INPUT DATA ::
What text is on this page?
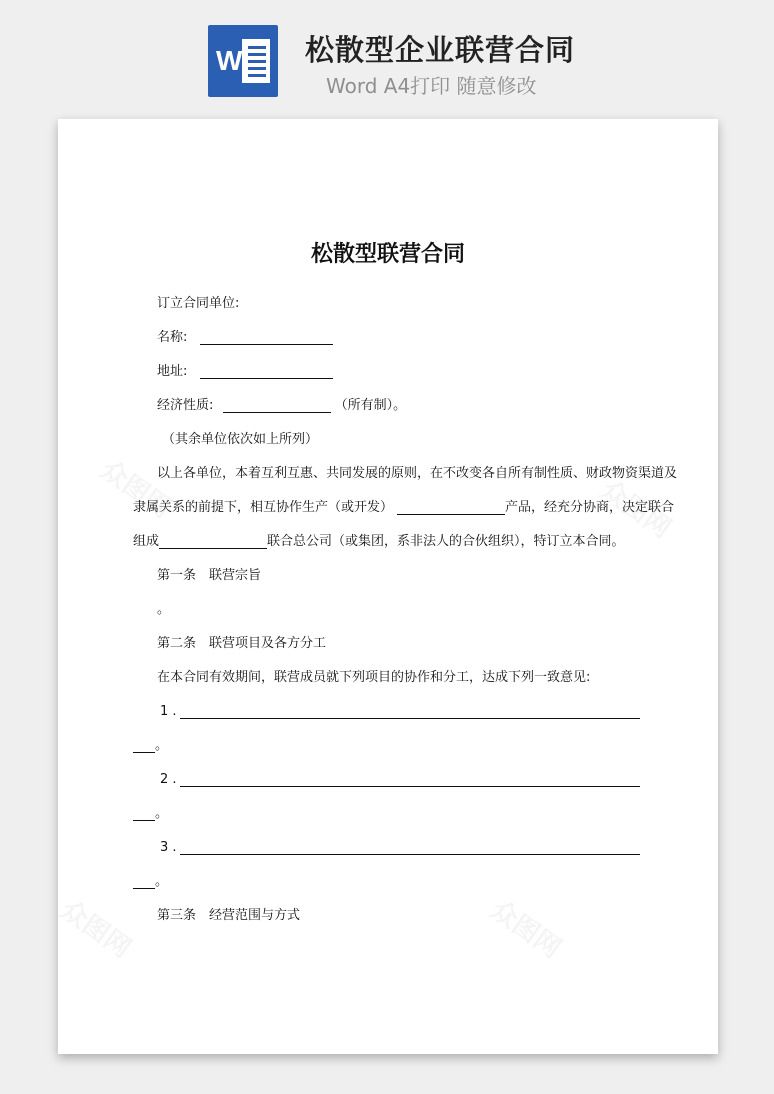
W 松散型企业联营合同
Word A4打印 随意修改
松散型联营合同
订立合同单位:
名称:
地址:
经济性质:	（所有制）。
（其余单位依次如上所列）
以上各单位，本着互利互惠、共同发展的原则，在不改变各自所有制性质、财政物资渠道及
隶属关系的前提下，相互协作生产（或开发）	产品，经充分协商，决定联合
组成	联合总公司（或集团，系非法人的合伙组织），特订立本合同。
第一条　联营宗旨
。
第二条　联营项目及各方分工
在本合同有效期间，联营成员就下列项目的协作和分工，达成下列一致意见:
1 .
。
2 .
。
3 .
。
第三条　经营范围与方式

DESCRIPTION OF THE TASK :: Without the pictures, print the whole listing exactly as given.

EXPECTED ANSWER ::
What text is on this page?
W 松散型企业联营合同
Word A4打印 随意修改
松散型联营合同
订立合同单位:
名称:
地址:
经济性质:	（所有制）。
（其余单位依次如上所列）
以上各单位，本着互利互惠、共同发展的原则，在不改变各自所有制性质、财政物资渠道及
隶属关系的前提下，相互协作生产（或开发）	产品，经充分协商，决定联合
组成	联合总公司（或集团，系非法人的合伙组织），特订立本合同。
第一条　联营宗旨
。
第二条　联营项目及各方分工
在本合同有效期间，联营成员就下列项目的协作和分工，达成下列一致意见:
1 .
。
2 .
。
3 .
。
第三条　经营范围与方式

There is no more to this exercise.